## EXERCISE DETAILS
Report how many lines contain "Change". Give the number and nothing else.

========

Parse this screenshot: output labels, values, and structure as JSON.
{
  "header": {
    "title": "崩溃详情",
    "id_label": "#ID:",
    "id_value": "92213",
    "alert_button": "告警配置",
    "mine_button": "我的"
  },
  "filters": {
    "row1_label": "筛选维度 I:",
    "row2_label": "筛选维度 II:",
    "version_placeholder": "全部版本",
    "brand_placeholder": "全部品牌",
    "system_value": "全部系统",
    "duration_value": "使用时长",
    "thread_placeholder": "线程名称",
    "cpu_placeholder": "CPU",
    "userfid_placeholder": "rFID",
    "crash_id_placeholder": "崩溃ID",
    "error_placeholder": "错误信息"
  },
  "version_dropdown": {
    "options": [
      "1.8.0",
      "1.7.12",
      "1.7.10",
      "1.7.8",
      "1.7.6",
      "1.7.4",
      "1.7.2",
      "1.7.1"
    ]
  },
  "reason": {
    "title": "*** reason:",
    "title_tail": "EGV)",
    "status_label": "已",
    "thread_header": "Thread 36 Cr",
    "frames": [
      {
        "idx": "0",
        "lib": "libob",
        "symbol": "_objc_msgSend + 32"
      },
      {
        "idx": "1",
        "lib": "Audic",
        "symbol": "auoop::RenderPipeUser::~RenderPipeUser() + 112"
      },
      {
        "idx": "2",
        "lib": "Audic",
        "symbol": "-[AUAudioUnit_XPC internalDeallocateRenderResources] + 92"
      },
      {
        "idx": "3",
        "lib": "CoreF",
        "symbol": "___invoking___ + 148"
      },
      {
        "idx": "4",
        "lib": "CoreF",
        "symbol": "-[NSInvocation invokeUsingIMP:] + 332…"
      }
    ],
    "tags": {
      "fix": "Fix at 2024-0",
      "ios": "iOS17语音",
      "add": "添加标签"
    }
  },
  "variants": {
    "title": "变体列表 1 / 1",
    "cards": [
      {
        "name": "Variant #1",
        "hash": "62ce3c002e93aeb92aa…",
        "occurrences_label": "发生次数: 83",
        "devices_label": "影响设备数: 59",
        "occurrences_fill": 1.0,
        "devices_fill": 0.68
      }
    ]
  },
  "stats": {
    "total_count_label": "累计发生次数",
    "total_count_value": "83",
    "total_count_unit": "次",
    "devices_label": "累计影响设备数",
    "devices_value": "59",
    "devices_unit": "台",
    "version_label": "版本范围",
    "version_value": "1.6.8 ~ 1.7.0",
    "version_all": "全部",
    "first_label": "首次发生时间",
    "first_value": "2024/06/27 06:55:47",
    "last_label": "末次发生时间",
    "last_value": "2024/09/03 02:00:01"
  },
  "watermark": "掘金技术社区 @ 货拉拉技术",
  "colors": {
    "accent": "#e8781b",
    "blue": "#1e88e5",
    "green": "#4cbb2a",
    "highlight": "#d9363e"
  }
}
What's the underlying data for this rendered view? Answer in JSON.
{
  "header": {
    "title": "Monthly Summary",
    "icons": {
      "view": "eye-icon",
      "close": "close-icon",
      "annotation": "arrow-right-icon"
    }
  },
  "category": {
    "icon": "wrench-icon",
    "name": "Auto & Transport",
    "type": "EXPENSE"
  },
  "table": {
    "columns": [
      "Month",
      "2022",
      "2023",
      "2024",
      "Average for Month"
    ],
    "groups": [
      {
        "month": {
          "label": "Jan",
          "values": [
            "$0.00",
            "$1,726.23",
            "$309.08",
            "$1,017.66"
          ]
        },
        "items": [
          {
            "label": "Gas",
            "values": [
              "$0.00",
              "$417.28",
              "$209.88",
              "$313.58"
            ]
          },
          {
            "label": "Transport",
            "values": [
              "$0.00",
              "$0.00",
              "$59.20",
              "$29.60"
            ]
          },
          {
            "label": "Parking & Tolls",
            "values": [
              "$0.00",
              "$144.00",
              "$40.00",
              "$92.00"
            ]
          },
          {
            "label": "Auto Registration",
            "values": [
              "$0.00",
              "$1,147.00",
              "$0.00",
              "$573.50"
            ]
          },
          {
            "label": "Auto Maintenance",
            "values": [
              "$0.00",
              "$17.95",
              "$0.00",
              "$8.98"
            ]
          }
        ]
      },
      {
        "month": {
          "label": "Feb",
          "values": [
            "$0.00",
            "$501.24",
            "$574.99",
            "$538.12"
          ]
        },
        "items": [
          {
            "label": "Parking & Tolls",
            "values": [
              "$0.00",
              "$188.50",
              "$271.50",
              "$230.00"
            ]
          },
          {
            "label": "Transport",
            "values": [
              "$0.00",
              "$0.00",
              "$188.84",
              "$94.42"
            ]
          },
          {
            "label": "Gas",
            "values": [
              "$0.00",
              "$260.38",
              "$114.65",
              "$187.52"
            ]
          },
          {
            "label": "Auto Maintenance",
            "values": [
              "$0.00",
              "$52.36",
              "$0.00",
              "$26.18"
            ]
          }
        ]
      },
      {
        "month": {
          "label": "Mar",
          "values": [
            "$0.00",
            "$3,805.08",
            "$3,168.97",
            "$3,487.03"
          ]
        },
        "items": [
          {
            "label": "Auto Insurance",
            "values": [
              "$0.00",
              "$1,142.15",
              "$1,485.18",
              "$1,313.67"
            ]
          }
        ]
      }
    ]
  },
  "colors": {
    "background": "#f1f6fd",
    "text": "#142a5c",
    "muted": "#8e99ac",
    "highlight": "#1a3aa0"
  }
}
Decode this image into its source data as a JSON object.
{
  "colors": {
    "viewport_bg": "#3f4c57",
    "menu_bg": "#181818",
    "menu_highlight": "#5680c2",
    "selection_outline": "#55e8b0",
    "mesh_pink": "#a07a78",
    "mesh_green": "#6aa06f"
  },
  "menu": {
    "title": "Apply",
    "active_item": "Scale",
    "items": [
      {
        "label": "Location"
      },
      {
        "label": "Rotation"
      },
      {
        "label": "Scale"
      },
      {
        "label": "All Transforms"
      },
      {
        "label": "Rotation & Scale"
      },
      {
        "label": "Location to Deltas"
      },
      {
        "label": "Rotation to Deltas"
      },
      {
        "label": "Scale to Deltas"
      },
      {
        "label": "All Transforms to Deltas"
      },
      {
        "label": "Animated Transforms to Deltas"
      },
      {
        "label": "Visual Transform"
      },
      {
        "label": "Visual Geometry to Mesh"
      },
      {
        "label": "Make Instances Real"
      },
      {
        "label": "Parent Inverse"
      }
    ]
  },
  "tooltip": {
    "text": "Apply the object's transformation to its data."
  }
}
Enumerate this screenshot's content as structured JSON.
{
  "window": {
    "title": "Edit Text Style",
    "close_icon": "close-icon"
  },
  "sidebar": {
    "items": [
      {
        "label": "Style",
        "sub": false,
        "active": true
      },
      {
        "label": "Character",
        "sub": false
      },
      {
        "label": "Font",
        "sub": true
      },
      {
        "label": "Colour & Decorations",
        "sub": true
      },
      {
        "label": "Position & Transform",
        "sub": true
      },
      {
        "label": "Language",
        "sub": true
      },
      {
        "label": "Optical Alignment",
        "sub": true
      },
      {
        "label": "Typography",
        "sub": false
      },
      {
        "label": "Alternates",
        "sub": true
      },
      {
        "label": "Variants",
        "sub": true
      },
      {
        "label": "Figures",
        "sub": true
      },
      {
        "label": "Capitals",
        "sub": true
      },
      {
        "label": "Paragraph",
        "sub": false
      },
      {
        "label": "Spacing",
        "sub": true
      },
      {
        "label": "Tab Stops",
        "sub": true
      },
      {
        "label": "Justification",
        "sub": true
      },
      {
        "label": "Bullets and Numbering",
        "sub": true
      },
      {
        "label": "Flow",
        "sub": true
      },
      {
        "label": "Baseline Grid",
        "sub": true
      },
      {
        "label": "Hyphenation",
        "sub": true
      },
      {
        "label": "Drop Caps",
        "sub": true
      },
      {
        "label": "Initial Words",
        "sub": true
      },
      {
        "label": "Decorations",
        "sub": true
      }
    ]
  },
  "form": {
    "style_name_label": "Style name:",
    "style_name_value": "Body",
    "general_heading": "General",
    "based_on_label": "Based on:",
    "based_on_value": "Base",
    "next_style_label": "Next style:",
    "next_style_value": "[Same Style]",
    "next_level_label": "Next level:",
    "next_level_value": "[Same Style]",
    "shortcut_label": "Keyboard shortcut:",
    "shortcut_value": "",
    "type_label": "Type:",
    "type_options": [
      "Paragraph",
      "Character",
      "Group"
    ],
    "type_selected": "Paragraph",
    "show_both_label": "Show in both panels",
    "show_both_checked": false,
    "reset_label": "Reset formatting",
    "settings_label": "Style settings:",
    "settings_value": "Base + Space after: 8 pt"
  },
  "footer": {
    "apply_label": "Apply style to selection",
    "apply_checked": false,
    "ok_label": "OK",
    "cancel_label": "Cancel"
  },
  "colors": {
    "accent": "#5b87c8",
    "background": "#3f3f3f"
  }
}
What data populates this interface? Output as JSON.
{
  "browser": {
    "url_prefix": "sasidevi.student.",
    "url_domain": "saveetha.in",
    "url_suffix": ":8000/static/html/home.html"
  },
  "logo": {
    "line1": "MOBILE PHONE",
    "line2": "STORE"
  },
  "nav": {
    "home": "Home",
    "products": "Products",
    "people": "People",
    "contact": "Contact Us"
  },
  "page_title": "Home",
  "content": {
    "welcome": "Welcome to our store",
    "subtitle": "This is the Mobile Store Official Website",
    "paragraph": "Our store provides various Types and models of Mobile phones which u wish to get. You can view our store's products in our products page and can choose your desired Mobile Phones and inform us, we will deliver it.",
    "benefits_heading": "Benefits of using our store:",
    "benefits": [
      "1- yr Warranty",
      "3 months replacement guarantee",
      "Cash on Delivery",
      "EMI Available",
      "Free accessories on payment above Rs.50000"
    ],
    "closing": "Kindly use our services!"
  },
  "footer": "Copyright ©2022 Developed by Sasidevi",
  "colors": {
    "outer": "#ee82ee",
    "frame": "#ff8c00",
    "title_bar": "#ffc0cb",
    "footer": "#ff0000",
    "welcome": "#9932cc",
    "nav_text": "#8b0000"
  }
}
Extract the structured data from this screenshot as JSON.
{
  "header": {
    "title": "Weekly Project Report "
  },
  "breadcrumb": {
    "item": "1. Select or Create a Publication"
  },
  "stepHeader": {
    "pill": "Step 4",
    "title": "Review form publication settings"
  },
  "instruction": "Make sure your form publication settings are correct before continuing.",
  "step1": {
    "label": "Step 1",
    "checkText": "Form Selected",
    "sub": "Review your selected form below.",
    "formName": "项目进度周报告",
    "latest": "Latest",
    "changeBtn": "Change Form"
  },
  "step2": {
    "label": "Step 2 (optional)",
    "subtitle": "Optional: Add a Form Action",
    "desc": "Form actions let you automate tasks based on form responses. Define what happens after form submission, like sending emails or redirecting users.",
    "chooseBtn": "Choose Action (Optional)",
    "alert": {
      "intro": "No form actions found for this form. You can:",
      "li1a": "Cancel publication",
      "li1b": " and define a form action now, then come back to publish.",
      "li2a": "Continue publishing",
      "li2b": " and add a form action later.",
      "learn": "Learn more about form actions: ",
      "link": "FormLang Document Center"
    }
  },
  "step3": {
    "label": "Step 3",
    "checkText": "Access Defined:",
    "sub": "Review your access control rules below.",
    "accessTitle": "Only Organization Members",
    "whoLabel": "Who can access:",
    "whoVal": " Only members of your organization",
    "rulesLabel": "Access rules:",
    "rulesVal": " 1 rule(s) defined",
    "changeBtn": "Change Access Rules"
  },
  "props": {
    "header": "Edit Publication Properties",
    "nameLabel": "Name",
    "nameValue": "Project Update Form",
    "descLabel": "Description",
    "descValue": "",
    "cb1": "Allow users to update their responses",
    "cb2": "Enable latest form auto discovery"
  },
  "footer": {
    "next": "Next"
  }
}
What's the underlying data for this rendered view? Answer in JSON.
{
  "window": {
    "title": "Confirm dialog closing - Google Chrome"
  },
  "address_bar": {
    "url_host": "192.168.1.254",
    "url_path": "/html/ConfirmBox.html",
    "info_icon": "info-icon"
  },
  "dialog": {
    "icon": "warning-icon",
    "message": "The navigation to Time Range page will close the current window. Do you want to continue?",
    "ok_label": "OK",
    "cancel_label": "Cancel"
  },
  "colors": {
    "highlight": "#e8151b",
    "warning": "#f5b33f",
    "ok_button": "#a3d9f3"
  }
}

========

## SOLUTION TO THE PROBLEM
2